## THE PROBLEM
Pictures stay out of the copy; restate everything else in the material exactly.

**** SUPPLIED DATA

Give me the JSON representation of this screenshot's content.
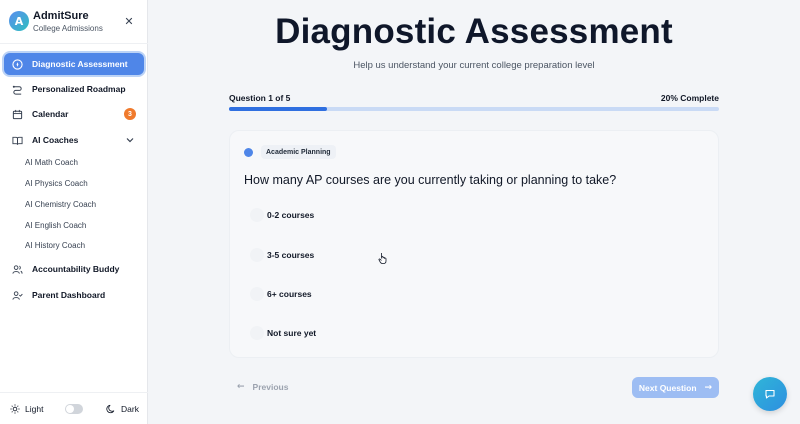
{
  "brand": {
    "name": "AdmitSure",
    "subtitle": "College Admissions",
    "logo_letter": "A"
  },
  "sidebar": {
    "items": [
      {
        "label": "Diagnostic Assessment",
        "icon": "compass-icon",
        "active": true
      },
      {
        "label": "Personalized Roadmap",
        "icon": "route-icon"
      },
      {
        "label": "Calendar",
        "icon": "calendar-icon",
        "badge": "3"
      },
      {
        "label": "AI Coaches",
        "icon": "book-icon",
        "expanded": true
      },
      {
        "label": "Accountability Buddy",
        "icon": "users-icon"
      },
      {
        "label": "Parent Dashboard",
        "icon": "user-check-icon"
      }
    ],
    "coaches": [
      "AI Math Coach",
      "AI Physics Coach",
      "AI Chemistry Coach",
      "AI English Coach",
      "AI History Coach"
    ],
    "theme": {
      "light": "Light",
      "dark": "Dark"
    }
  },
  "main": {
    "title": "Diagnostic Assessment",
    "subtitle": "Help us understand your current college preparation level",
    "progress": {
      "label": "Question 1 of 5",
      "percent_label": "20% Complete",
      "value": 0.2
    },
    "question": {
      "category": "Academic Planning",
      "text": "How many AP courses are you currently taking or planning to take?",
      "options": [
        "0-2 courses",
        "3-5 courses",
        "6+ courses",
        "Not sure yet"
      ]
    },
    "prev_label": "Previous",
    "next_label": "Next Question"
  },
  "colors": {
    "accent": "#4f86e8",
    "badge": "#f07a2c",
    "progress": "#2f6fe0"
  }
}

********

## REPLY
Give me the JSON representation of this screenshot's content.
{
  "brand": {
    "name": "AdmitSure",
    "subtitle": "College Admissions",
    "logo_letter": "A"
  },
  "sidebar": {
    "items": [
      {
        "label": "Diagnostic Assessment",
        "icon": "compass-icon",
        "active": true
      },
      {
        "label": "Personalized Roadmap",
        "icon": "route-icon"
      },
      {
        "label": "Calendar",
        "icon": "calendar-icon",
        "badge": "3"
      },
      {
        "label": "AI Coaches",
        "icon": "book-icon",
        "expanded": true
      },
      {
        "label": "Accountability Buddy",
        "icon": "users-icon"
      },
      {
        "label": "Parent Dashboard",
        "icon": "user-check-icon"
      }
    ],
    "coaches": [
      "AI Math Coach",
      "AI Physics Coach",
      "AI Chemistry Coach",
      "AI English Coach",
      "AI History Coach"
    ],
    "theme": {
      "light": "Light",
      "dark": "Dark"
    }
  },
  "main": {
    "title": "Diagnostic Assessment",
    "subtitle": "Help us understand your current college preparation level",
    "progress": {
      "label": "Question 1 of 5",
      "percent_label": "20% Complete",
      "value": 0.2
    },
    "question": {
      "category": "Academic Planning",
      "text": "How many AP courses are you currently taking or planning to take?",
      "options": [
        "0-2 courses",
        "3-5 courses",
        "6+ courses",
        "Not sure yet"
      ]
    },
    "prev_label": "Previous",
    "next_label": "Next Question"
  },
  "colors": {
    "accent": "#4f86e8",
    "badge": "#f07a2c",
    "progress": "#2f6fe0"
  }
}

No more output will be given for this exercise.